Exercise aim –
Reproduce all the entries exactly.

Extracted material –
_____
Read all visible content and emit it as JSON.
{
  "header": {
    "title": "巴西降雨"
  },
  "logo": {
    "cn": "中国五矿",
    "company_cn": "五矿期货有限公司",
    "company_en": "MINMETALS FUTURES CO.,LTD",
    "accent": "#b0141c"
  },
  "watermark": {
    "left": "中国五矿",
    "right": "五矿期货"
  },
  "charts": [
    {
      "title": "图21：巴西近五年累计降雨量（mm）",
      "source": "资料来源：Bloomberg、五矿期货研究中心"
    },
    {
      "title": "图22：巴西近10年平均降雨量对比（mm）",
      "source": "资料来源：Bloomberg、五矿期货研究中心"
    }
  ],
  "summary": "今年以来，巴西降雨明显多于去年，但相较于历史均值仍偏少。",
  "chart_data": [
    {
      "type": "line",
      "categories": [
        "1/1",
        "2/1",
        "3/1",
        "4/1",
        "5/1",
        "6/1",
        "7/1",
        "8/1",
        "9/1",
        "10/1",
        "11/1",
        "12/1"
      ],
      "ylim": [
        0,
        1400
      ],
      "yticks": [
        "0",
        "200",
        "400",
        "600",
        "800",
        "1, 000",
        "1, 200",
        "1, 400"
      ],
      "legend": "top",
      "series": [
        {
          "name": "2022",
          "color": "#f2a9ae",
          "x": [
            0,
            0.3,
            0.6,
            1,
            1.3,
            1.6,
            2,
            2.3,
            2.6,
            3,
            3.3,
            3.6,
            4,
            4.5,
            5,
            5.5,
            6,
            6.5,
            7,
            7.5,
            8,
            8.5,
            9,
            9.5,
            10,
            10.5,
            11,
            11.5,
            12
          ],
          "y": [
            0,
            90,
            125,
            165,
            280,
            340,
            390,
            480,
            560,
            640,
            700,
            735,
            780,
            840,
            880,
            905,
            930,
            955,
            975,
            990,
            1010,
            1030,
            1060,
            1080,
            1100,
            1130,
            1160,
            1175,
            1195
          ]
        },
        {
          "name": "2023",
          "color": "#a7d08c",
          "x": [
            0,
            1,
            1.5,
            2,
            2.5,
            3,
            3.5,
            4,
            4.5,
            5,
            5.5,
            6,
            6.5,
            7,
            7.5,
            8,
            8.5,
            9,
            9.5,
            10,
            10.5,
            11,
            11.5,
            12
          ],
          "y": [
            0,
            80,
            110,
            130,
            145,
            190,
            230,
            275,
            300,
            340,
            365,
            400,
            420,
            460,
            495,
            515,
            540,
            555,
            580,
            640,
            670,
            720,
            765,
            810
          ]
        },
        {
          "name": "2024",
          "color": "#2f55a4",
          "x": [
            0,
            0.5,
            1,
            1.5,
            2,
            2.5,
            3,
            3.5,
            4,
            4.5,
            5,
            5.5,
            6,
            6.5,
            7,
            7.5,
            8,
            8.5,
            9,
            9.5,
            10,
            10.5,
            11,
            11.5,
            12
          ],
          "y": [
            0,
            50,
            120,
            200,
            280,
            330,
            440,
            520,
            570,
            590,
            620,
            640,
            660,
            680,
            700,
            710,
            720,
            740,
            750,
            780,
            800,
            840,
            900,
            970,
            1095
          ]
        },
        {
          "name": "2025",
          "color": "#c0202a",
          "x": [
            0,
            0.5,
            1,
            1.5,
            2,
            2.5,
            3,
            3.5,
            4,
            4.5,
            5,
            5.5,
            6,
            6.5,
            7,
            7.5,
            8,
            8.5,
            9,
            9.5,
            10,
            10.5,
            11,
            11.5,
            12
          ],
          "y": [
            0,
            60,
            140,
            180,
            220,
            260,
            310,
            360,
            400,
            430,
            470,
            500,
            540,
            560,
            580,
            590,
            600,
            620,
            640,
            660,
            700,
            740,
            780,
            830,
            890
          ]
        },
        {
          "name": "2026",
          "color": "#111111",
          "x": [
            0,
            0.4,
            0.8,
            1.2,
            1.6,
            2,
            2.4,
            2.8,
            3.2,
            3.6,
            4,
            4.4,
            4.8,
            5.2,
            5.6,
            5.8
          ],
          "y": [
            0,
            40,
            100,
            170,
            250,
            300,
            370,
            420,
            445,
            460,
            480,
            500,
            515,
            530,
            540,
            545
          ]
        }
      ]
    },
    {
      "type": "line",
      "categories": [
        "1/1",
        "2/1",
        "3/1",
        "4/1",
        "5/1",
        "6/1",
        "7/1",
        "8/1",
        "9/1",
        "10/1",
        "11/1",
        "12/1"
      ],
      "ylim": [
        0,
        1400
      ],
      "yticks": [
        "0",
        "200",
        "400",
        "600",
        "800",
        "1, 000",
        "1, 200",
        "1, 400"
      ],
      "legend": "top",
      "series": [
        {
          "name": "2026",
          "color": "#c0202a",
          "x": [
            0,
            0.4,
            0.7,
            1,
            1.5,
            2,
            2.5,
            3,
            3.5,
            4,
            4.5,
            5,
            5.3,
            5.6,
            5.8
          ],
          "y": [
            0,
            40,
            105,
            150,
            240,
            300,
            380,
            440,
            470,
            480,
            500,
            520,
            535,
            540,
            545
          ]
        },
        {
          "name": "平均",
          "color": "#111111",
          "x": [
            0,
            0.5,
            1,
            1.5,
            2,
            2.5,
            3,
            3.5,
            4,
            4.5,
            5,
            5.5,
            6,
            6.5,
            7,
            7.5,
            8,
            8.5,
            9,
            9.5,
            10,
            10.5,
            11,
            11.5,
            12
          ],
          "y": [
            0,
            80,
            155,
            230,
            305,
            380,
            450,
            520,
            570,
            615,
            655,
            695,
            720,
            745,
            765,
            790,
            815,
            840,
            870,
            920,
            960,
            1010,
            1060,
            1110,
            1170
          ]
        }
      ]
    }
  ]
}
_____
Problem solution –
Read all visible content and emit it as JSON.
{
  "header": {
    "title": "巴西降雨"
  },
  "logo": {
    "cn": "中国五矿",
    "company_cn": "五矿期货有限公司",
    "company_en": "MINMETALS FUTURES CO.,LTD",
    "accent": "#b0141c"
  },
  "watermark": {
    "left": "中国五矿",
    "right": "五矿期货"
  },
  "charts": [
    {
      "title": "图21：巴西近五年累计降雨量（mm）",
      "source": "资料来源：Bloomberg、五矿期货研究中心"
    },
    {
      "title": "图22：巴西近10年平均降雨量对比（mm）",
      "source": "资料来源：Bloomberg、五矿期货研究中心"
    }
  ],
  "summary": "今年以来，巴西降雨明显多于去年，但相较于历史均值仍偏少。",
  "chart_data": [
    {
      "type": "line",
      "categories": [
        "1/1",
        "2/1",
        "3/1",
        "4/1",
        "5/1",
        "6/1",
        "7/1",
        "8/1",
        "9/1",
        "10/1",
        "11/1",
        "12/1"
      ],
      "ylim": [
        0,
        1400
      ],
      "yticks": [
        "0",
        "200",
        "400",
        "600",
        "800",
        "1, 000",
        "1, 200",
        "1, 400"
      ],
      "legend": "top",
      "series": [
        {
          "name": "2022",
          "color": "#f2a9ae",
          "x": [
            0,
            0.3,
            0.6,
            1,
            1.3,
            1.6,
            2,
            2.3,
            2.6,
            3,
            3.3,
            3.6,
            4,
            4.5,
            5,
            5.5,
            6,
            6.5,
            7,
            7.5,
            8,
            8.5,
            9,
            9.5,
            10,
            10.5,
            11,
            11.5,
            12
          ],
          "y": [
            0,
            90,
            125,
            165,
            280,
            340,
            390,
            480,
            560,
            640,
            700,
            735,
            780,
            840,
            880,
            905,
            930,
            955,
            975,
            990,
            1010,
            1030,
            1060,
            1080,
            1100,
            1130,
            1160,
            1175,
            1195
          ]
        },
        {
          "name": "2023",
          "color": "#a7d08c",
          "x": [
            0,
            1,
            1.5,
            2,
            2.5,
            3,
            3.5,
            4,
            4.5,
            5,
            5.5,
            6,
            6.5,
            7,
            7.5,
            8,
            8.5,
            9,
            9.5,
            10,
            10.5,
            11,
            11.5,
            12
          ],
          "y": [
            0,
            80,
            110,
            130,
            145,
            190,
            230,
            275,
            300,
            340,
            365,
            400,
            420,
            460,
            495,
            515,
            540,
            555,
            580,
            640,
            670,
            720,
            765,
            810
          ]
        },
        {
          "name": "2024",
          "color": "#2f55a4",
          "x": [
            0,
            0.5,
            1,
            1.5,
            2,
            2.5,
            3,
            3.5,
            4,
            4.5,
            5,
            5.5,
            6,
            6.5,
            7,
            7.5,
            8,
            8.5,
            9,
            9.5,
            10,
            10.5,
            11,
            11.5,
            12
          ],
          "y": [
            0,
            50,
            120,
            200,
            280,
            330,
            440,
            520,
            570,
            590,
            620,
            640,
            660,
            680,
            700,
            710,
            720,
            740,
            750,
            780,
            800,
            840,
            900,
            970,
            1095
          ]
        },
        {
          "name": "2025",
          "color": "#c0202a",
          "x": [
            0,
            0.5,
            1,
            1.5,
            2,
            2.5,
            3,
            3.5,
            4,
            4.5,
            5,
            5.5,
            6,
            6.5,
            7,
            7.5,
            8,
            8.5,
            9,
            9.5,
            10,
            10.5,
            11,
            11.5,
            12
          ],
          "y": [
            0,
            60,
            140,
            180,
            220,
            260,
            310,
            360,
            400,
            430,
            470,
            500,
            540,
            560,
            580,
            590,
            600,
            620,
            640,
            660,
            700,
            740,
            780,
            830,
            890
          ]
        },
        {
          "name": "2026",
          "color": "#111111",
          "x": [
            0,
            0.4,
            0.8,
            1.2,
            1.6,
            2,
            2.4,
            2.8,
            3.2,
            3.6,
            4,
            4.4,
            4.8,
            5.2,
            5.6,
            5.8
          ],
          "y": [
            0,
            40,
            100,
            170,
            250,
            300,
            370,
            420,
            445,
            460,
            480,
            500,
            515,
            530,
            540,
            545
          ]
        }
      ]
    },
    {
      "type": "line",
      "categories": [
        "1/1",
        "2/1",
        "3/1",
        "4/1",
        "5/1",
        "6/1",
        "7/1",
        "8/1",
        "9/1",
        "10/1",
        "11/1",
        "12/1"
      ],
      "ylim": [
        0,
        1400
      ],
      "yticks": [
        "0",
        "200",
        "400",
        "600",
        "800",
        "1, 000",
        "1, 200",
        "1, 400"
      ],
      "legend": "top",
      "series": [
        {
          "name": "2026",
          "color": "#c0202a",
          "x": [
            0,
            0.4,
            0.7,
            1,
            1.5,
            2,
            2.5,
            3,
            3.5,
            4,
            4.5,
            5,
            5.3,
            5.6,
            5.8
          ],
          "y": [
            0,
            40,
            105,
            150,
            240,
            300,
            380,
            440,
            470,
            480,
            500,
            520,
            535,
            540,
            545
          ]
        },
        {
          "name": "平均",
          "color": "#111111",
          "x": [
            0,
            0.5,
            1,
            1.5,
            2,
            2.5,
            3,
            3.5,
            4,
            4.5,
            5,
            5.5,
            6,
            6.5,
            7,
            7.5,
            8,
            8.5,
            9,
            9.5,
            10,
            10.5,
            11,
            11.5,
            12
          ],
          "y": [
            0,
            80,
            155,
            230,
            305,
            380,
            450,
            520,
            570,
            615,
            655,
            695,
            720,
            745,
            765,
            790,
            815,
            840,
            870,
            920,
            960,
            1010,
            1060,
            1110,
            1170
          ]
        }
      ]
    }
  ]
}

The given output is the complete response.